## EXTRACTED ENTRIES:
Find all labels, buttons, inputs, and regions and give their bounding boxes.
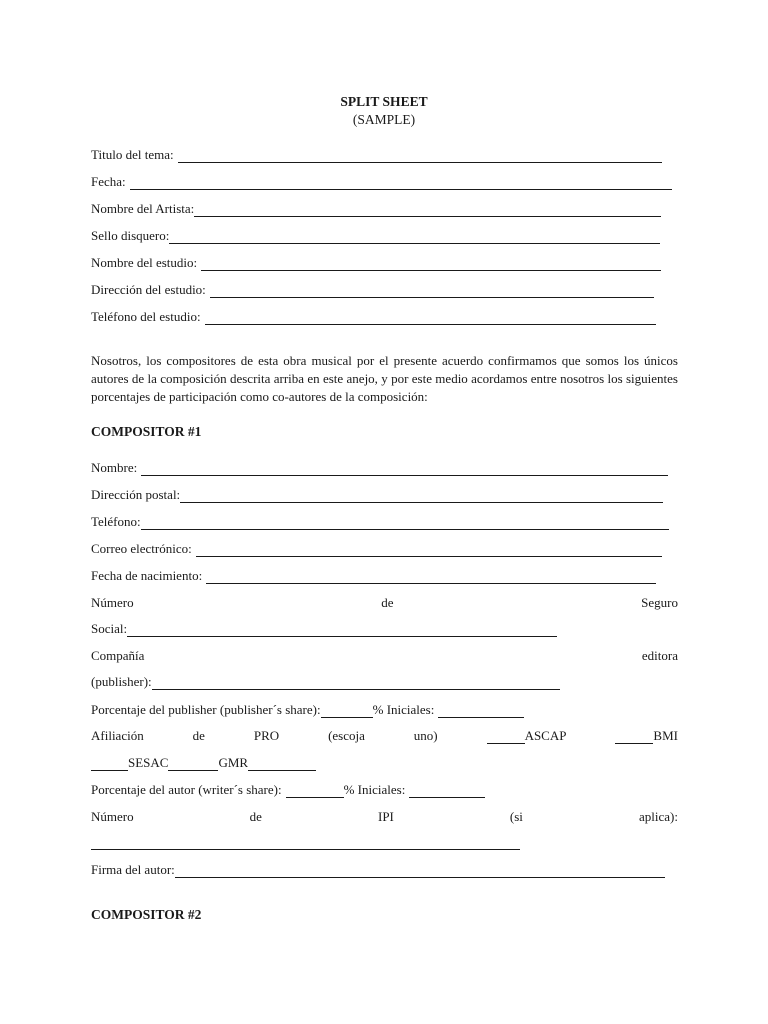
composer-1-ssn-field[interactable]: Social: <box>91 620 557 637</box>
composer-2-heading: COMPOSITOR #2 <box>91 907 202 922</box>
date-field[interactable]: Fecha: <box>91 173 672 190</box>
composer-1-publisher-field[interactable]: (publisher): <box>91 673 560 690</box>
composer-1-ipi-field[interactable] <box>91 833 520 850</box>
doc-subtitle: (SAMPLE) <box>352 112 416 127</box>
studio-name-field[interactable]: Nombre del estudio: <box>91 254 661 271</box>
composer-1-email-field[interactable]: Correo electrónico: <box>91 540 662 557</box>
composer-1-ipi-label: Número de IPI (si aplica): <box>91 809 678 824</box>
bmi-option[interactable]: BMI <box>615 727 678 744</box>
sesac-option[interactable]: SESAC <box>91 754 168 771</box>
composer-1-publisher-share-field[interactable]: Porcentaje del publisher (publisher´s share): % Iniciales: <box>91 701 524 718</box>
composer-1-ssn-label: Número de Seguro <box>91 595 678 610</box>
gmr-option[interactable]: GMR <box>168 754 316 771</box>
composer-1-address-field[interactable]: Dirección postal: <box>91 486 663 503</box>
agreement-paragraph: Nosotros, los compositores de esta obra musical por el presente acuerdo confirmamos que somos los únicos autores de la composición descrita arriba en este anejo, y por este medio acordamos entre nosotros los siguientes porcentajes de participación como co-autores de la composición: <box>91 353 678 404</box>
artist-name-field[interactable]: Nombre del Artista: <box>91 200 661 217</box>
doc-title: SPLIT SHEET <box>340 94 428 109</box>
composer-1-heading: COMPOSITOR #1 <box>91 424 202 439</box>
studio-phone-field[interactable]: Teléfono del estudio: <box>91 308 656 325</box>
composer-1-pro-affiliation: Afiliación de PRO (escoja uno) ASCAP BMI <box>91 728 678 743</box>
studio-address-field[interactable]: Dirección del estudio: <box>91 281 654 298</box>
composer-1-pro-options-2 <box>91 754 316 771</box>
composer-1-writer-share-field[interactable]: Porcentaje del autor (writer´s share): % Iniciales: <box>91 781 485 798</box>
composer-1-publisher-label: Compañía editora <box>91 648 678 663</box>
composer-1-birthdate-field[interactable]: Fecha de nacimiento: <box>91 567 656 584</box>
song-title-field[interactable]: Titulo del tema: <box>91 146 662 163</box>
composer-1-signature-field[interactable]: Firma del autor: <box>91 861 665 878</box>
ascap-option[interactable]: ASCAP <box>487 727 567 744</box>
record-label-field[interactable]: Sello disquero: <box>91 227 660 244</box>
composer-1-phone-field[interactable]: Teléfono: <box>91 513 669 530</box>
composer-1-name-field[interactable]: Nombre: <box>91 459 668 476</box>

## EXERCISE TASK:
Rewrite each line of the listing above as an item in a numbered list, omitting blank lines and leaving the picture out of your answer.

## CORRECT RESPONSE:
1. Find all labels, buttons, inputs, and regions and give their bounding boxes.
2. composer-1-ssn-field[interactable]: Social: <box>91 620 557 637</box>
3. composer-2-heading: COMPOSITOR #2 <box>91 907 202 922</box>
4. date-field[interactable]: Fecha: <box>91 173 672 190</box>
5. composer-1-publisher-field[interactable]: (publisher): <box>91 673 560 690</box>
6. composer-1-ipi-field[interactable] <box>91 833 520 850</box>
7. doc-subtitle: (SAMPLE) <box>352 112 416 127</box>
8. studio-name-field[interactable]: Nombre del estudio: <box>91 254 661 271</box>
9. composer-1-email-field[interactable]: Correo electrónico: <box>91 540 662 557</box>
10. composer-1-ipi-label: Número de IPI (si aplica): <box>91 809 678 824</box>
11. bmi-option[interactable]: BMI <box>615 727 678 744</box>
12. sesac-option[interactable]: SESAC <box>91 754 168 771</box>
13. composer-1-publisher-share-field[interactable]: Porcentaje del publisher (publisher´s share): % Iniciales: <box>91 701 524 718</box>
14. composer-1-ssn-label: Número de Seguro <box>91 595 678 610</box>
15. gmr-option[interactable]: GMR <box>168 754 316 771</box>
16. composer-1-address-field[interactable]: Dirección postal: <box>91 486 663 503</box>
17. agreement-paragraph: Nosotros, los compositores de esta obra musical por el presente acuerdo confirmamos que somos los únicos autores de la composición descrita arriba en este anejo, y por este medio acordamos entre nosotros los siguientes porcentajes de participación como co-autores de la composición: <box>91 353 678 404</box>
18. artist-name-field[interactable]: Nombre del Artista: <box>91 200 661 217</box>
19. doc-title: SPLIT SHEET <box>340 94 428 109</box>
20. composer-1-heading: COMPOSITOR #1 <box>91 424 202 439</box>
21. studio-phone-field[interactable]: Teléfono del estudio: <box>91 308 656 325</box>
22. composer-1-pro-affiliation: Afiliación de PRO (escoja uno) ASCAP BMI <box>91 728 678 743</box>
23. studio-address-field[interactable]: Dirección del estudio: <box>91 281 654 298</box>
24. composer-1-pro-options-2 <box>91 754 316 771</box>
25. composer-1-writer-share-field[interactable]: Porcentaje del autor (writer´s share): % Iniciales: <box>91 781 485 798</box>
26. composer-1-publisher-label: Compañía editora <box>91 648 678 663</box>
27. composer-1-birthdate-field[interactable]: Fecha de nacimiento: <box>91 567 656 584</box>
28. song-title-field[interactable]: Titulo del tema: <box>91 146 662 163</box>
29. composer-1-signature-field[interactable]: Firma del autor: <box>91 861 665 878</box>
30. ascap-option[interactable]: ASCAP <box>487 727 567 744</box>
31. record-label-field[interactable]: Sello disquero: <box>91 227 660 244</box>
32. composer-1-phone-field[interactable]: Teléfono: <box>91 513 669 530</box>
33. composer-1-name-field[interactable]: Nombre: <box>91 459 668 476</box>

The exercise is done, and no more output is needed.